- **Requirement**: Please print every one of the records below line for line, with no changes, and leave the pictures out of your answer.

--- Supplied information ---

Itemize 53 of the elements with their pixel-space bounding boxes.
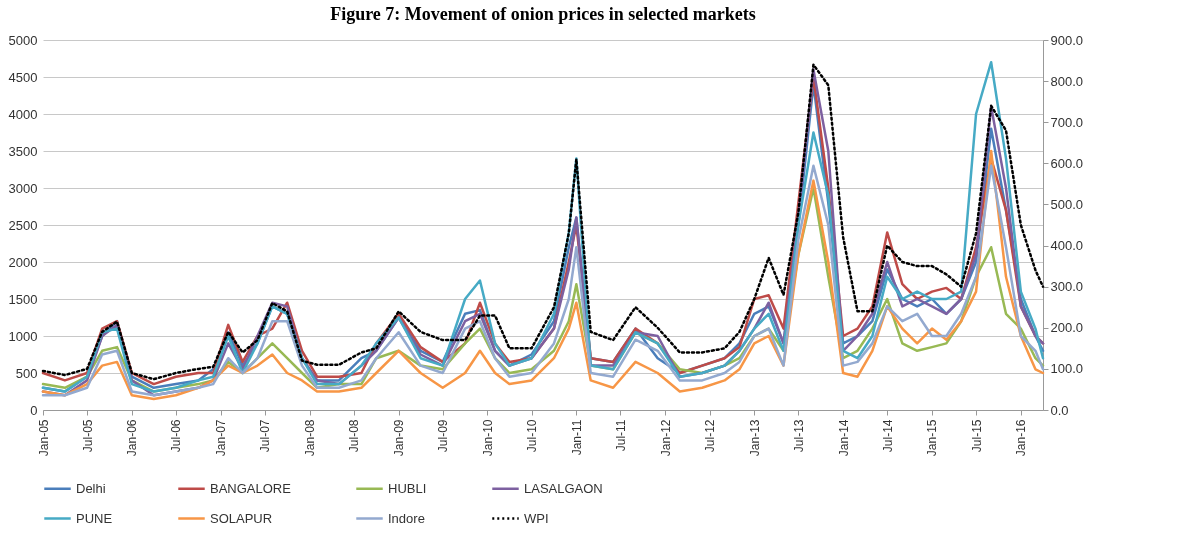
y2-tick-label: 100.0 [1050, 361, 1084, 377]
y-tick-label: 3000 [8, 180, 38, 196]
x-tick-label: Jan-07 [214, 419, 229, 457]
x-tick-label: Jul-13 [791, 419, 806, 453]
legend-label: Delhi [76, 480, 106, 496]
x-tick-label: Jan-14 [836, 419, 851, 457]
x-tick-label: Jan-11 [569, 419, 584, 456]
y2-tick-label: 200.0 [1050, 320, 1084, 336]
x-tick-label: Jul-05 [80, 419, 95, 453]
y-tick-label: 1000 [8, 328, 38, 344]
y2-tick-label: 0.0 [1050, 402, 1069, 418]
x-tick-label: Jan-12 [658, 419, 673, 457]
y-tick-label: 0 [30, 402, 38, 418]
x-tick-label: Jul-09 [436, 419, 451, 453]
x-tick-label: Jan-09 [392, 419, 407, 457]
y2-tick-label: 700.0 [1050, 114, 1084, 130]
x-tick-label: Jul-08 [347, 419, 362, 453]
x-tick-label: Jan-15 [925, 419, 940, 457]
y-tick-label: 2000 [8, 254, 38, 270]
y2-tick-label: 500.0 [1050, 196, 1084, 212]
x-tick-label: Jan-16 [1014, 419, 1029, 457]
x-tick-label: Jan-06 [125, 419, 140, 457]
legend-label: BANGALORE [210, 480, 292, 496]
y2-tick-label: 800.0 [1050, 73, 1084, 89]
y-tick-label: 1500 [8, 291, 38, 307]
legend-label: PUNE [76, 510, 113, 526]
y2-tick-label: 900.0 [1050, 32, 1084, 48]
x-tick-label: Jul-10 [525, 419, 540, 453]
y-tick-label: 4500 [8, 69, 38, 85]
legend-label: WPI [524, 510, 549, 526]
y-tick-label: 2500 [8, 217, 38, 233]
y2-tick-label: 300.0 [1050, 279, 1084, 295]
x-tick-label: Jan-05 [36, 419, 51, 457]
y-tick-label: 5000 [8, 32, 38, 48]
x-tick-label: Jul-12 [703, 419, 717, 453]
x-tick-label: Jul-07 [258, 419, 273, 453]
legend-label: LASALGAON [524, 480, 603, 496]
legend-label: HUBLI [388, 480, 427, 496]
x-tick-label: Jul-14 [880, 419, 895, 453]
legend-label: SOLAPUR [210, 510, 273, 526]
x-tick-label: Jul-06 [169, 419, 184, 453]
x-tick-label: Jul-15 [969, 419, 984, 453]
x-tick-label: Jan-13 [747, 419, 762, 457]
y-tick-label: 4000 [8, 106, 38, 122]
y-tick-label: 3500 [8, 143, 38, 159]
y2-tick-label: 400.0 [1050, 238, 1084, 254]
x-tick-label: Jan-08 [303, 419, 318, 457]
chart-title: Figure 7: Movement of onion prices in selected markets [330, 4, 756, 24]
x-tick-label: Jan-10 [481, 419, 495, 457]
x-tick-label: Jul-11 [613, 419, 628, 452]
y2-tick-label: 600.0 [1050, 155, 1084, 171]
y-tick-label: 500 [15, 365, 38, 381]
legend-label: Indore [388, 510, 425, 526]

---

- **Completed task**:
Itemize 53 of the elements with their pixel-space bounding boxes.
y2-tick-label: 100.0 [1050, 361, 1084, 377]
y-tick-label: 3000 [8, 180, 38, 196]
x-tick-label: Jan-07 [214, 419, 229, 457]
x-tick-label: Jul-13 [791, 419, 806, 453]
legend-label: Delhi [76, 480, 106, 496]
x-tick-label: Jan-14 [836, 419, 851, 457]
x-tick-label: Jan-11 [569, 419, 584, 456]
y2-tick-label: 200.0 [1050, 320, 1084, 336]
x-tick-label: Jul-05 [80, 419, 95, 453]
y-tick-label: 1000 [8, 328, 38, 344]
y2-tick-label: 0.0 [1050, 402, 1069, 418]
x-tick-label: Jan-12 [658, 419, 673, 457]
y-tick-label: 0 [30, 402, 38, 418]
x-tick-label: Jul-09 [436, 419, 451, 453]
x-tick-label: Jan-09 [392, 419, 407, 457]
y2-tick-label: 700.0 [1050, 114, 1084, 130]
x-tick-label: Jul-08 [347, 419, 362, 453]
x-tick-label: Jan-15 [925, 419, 940, 457]
y-tick-label: 2000 [8, 254, 38, 270]
y2-tick-label: 500.0 [1050, 196, 1084, 212]
x-tick-label: Jan-16 [1014, 419, 1029, 457]
x-tick-label: Jan-06 [125, 419, 140, 457]
legend-label: BANGALORE [210, 480, 292, 496]
y2-tick-label: 800.0 [1050, 73, 1084, 89]
y-tick-label: 1500 [8, 291, 38, 307]
legend-label: PUNE [76, 510, 113, 526]
y2-tick-label: 900.0 [1050, 32, 1084, 48]
x-tick-label: Jul-10 [525, 419, 540, 453]
y-tick-label: 4500 [8, 69, 38, 85]
legend-label: WPI [524, 510, 549, 526]
y-tick-label: 2500 [8, 217, 38, 233]
y2-tick-label: 300.0 [1050, 279, 1084, 295]
x-tick-label: Jan-05 [36, 419, 51, 457]
y-tick-label: 5000 [8, 32, 38, 48]
x-tick-label: Jul-12 [703, 419, 717, 453]
x-tick-label: Jul-07 [258, 419, 273, 453]
legend-label: LASALGAON [524, 480, 603, 496]
legend-label: HUBLI [388, 480, 427, 496]
x-tick-label: Jul-14 [880, 419, 895, 453]
legend-label: SOLAPUR [210, 510, 273, 526]
x-tick-label: Jul-06 [169, 419, 184, 453]
x-tick-label: Jul-15 [969, 419, 984, 453]
x-tick-label: Jan-13 [747, 419, 762, 457]
y-tick-label: 4000 [8, 106, 38, 122]
y-tick-label: 3500 [8, 143, 38, 159]
y2-tick-label: 400.0 [1050, 238, 1084, 254]
x-tick-label: Jan-08 [303, 419, 318, 457]
chart-title: Figure 7: Movement of onion prices in selected markets [330, 4, 756, 24]
x-tick-label: Jan-10 [481, 419, 495, 457]
x-tick-label: Jul-11 [613, 419, 628, 452]
y2-tick-label: 600.0 [1050, 155, 1084, 171]
y-tick-label: 500 [15, 365, 38, 381]
legend-label: Indore [388, 510, 425, 526]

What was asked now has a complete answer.